Report, as a bare number, how many lines contain the string "रतबन".

[Stored records]
========================

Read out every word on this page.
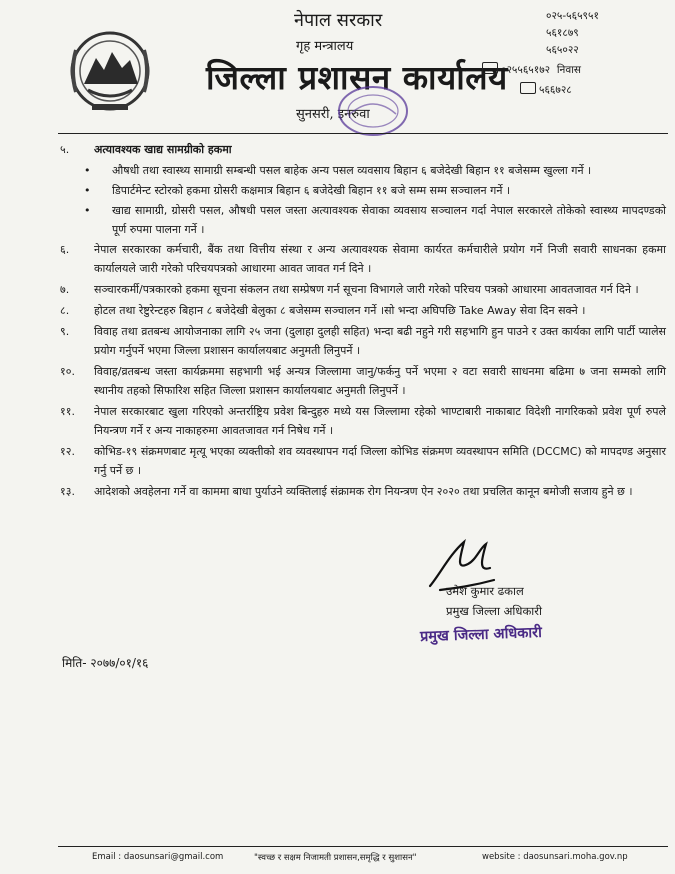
नेपाल सरकार
गृह मन्त्रालय
जिल्ला प्रशासन कार्यालय
सुनसरी, इनरुवा
०२५-५६५९५१
५६१८७९
५६५०२२
०२५५६५१७२ निवास
५६६७२८
५. अत्यावश्यक खाद्य सामग्रीको हकमा
• औषधी तथा स्वास्थ्य सामाग्री सम्बन्धी पसल बाहेक अन्य पसल व्यवसाय बिहान ६ बजेदेखी बिहान ११ बजेसम्म खुल्ला गर्ने ।
• डिपार्टमेन्ट स्टोरको हकमा ग्रोसरी कक्षमात्र बिहान ६ बजेदेखी बिहान ११ बजे सम्म सम्म सञ्चालन गर्ने ।
• खाद्य सामाग्री, ग्रोसरी पसल, औषधी पसल जस्ता अत्यावश्यक सेवाका व्यवसाय सञ्चालन गर्दा नेपाल सरकारले तोकेको स्वास्थ्य मापदण्डको पूर्ण रुपमा पालना गर्ने ।
६. नेपाल सरकारका कर्मचारी, बैंक तथा वित्तीय संस्था र अन्य अत्यावश्यक सेवामा कार्यरत कर्मचारीले प्रयोग गर्ने निजी सवारी साधनका हकमा कार्यालयले जारी गरेको परिचयपत्रको आधारमा आवत जावत गर्न दिने ।
७. सञ्चारकर्मी/पत्रकारको हकमा सूचना संकलन तथा सम्प्रेषण गर्न सूचना विभागले जारी गरेको परिचय पत्रको आधारमा आवतजावत गर्न दिने ।
८. होटल तथा रेष्टुरेन्टहरु बिहान ८ बजेदेखी बेलुका ८ बजेसम्म सञ्चालन गर्ने ।सो भन्दा अघिपछि Take Away सेवा दिन सक्ने ।
९. विवाह तथा व्रतबन्ध आयोजनाका लागि २५ जना (दुलाहा दुलही सहित) भन्दा बढी नहुने गरी सहभागि हुन पाउने र उक्त कार्यका लागि पार्टी प्यालेस प्रयोग गर्नुपर्ने भएमा जिल्ला प्रशासन कार्यालयबाट अनुमती लिनुपर्ने ।
१०. विवाह/व्रतबन्ध जस्ता कार्यक्रममा सहभागी भई अन्यत्र जिल्लामा जानु/फर्कनु पर्ने भएमा २ वटा सवारी साधनमा बढिमा ७ जना सम्मको लागि स्थानीय तहको सिफारिश सहित जिल्ला प्रशासन कार्यालयबाट अनुमती लिनुपर्ने ।
११. नेपाल सरकारबाट खुला गरिएको अन्तर्राष्ट्रिय प्रवेश बिन्दुहरु मध्ये यस जिल्लामा रहेको भाण्टाबारी नाकाबाट विदेशी नागरिकको प्रवेश पूर्ण रुपले नियन्त्रण गर्ने र अन्य नाकाहरुमा आवतजावत गर्न निषेध गर्ने ।
१२. कोभिड-१९ संक्रमणबाट मृत्यू भएका व्यक्तीको शव व्यवस्थापन गर्दा जिल्ला कोभिड संक्रमण व्यवस्थापन समिति (DCCMC) को मापदण्ड अनुसार गर्नु पर्ने छ ।
१३. आदेशको अवहेलना गर्ने वा काममा बाधा पुर्याउने व्यक्तिलाई संक्रामक रोग नियन्त्रण ऐन २०२० तथा प्रचलित कानून बमोजी सजाय हुने छ ।
उमेश कुमार ढकाल
प्रमुख जिल्ला अधिकारी
प्रमुख जिल्ला अधिकारी
मिति- २०७७/०१/१६
Email : daosunsari@gmail.com	"स्वच्छ र सक्षम निजामती प्रशासन,समृद्धि र सुशासन"	website : daosunsari.moha.gov.np
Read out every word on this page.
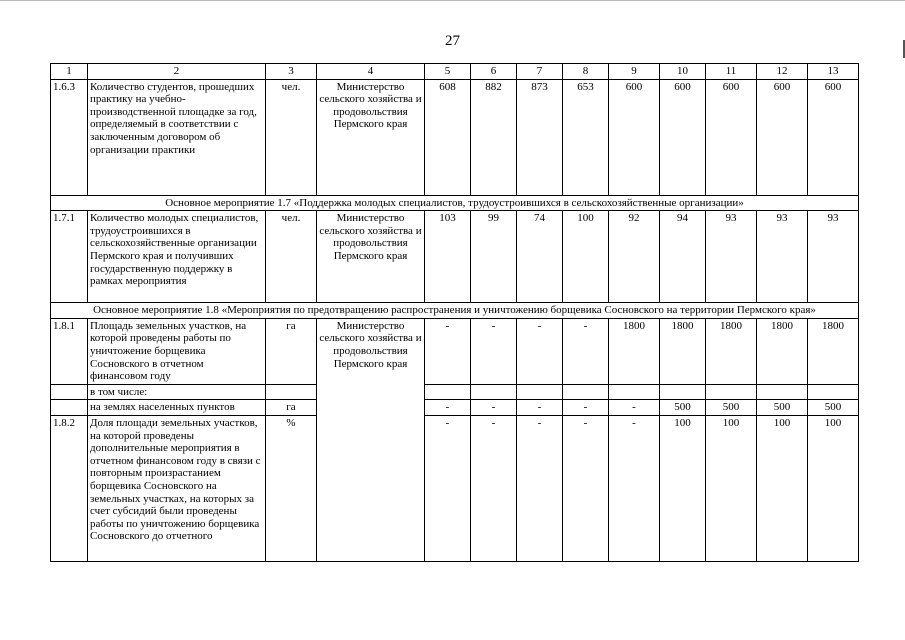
27
1	2	3	4	5	6	7	8	9	10	11	12	13
1.6.3	Количество студентов, прошедших практику на учебно-производственной площадке за год, определяемый в соответствии с заключенным договором об организации практики	чел.	Министерство сельского хозяйства и продовольствия Пермского края	608	882	873	653	600	600	600	600	600
Основное мероприятие 1.7 «Поддержка молодых специалистов, трудоустроившихся в сельскохозяйственные организации»												
1.7.1	Количество молодых специалистов, трудоустроившихся в сельскохозяйственные организации Пермского края и получивших государственную поддержку в рамках мероприятия	чел.	Министерство сельского хозяйства и продовольствия Пермского края	103	99	74	100	92	94	93	93	93
Основное мероприятие 1.8 «Мероприятия по предотвращению распространения и уничтожению борщевика Сосновского на территории Пермского края»												
1.8.1	Площадь земельных участков, на которой проведены работы по уничтожение борщевика Сосновского в отчетном финансовом году	га	Министерство сельского хозяйства и продовольствия Пермского края	-	-	-	-	1800	1800	1800	1800	1800
	в том числе:											
	на землях населенных пунктов	га		-	-	-	-	-	500	500	500	500
1.8.2	Доля площади земельных участков, на которой проведены дополнительные мероприятия в отчетном финансовом году в связи с повторным произрастанием борщевика Сосновского на земельных участках, на которых за счет субсидий были проведены работы по уничтожению борщевика Сосновского до отчетного	%		-	-	-	-	-	100	100	100	100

========================

# [Exercise answer]
2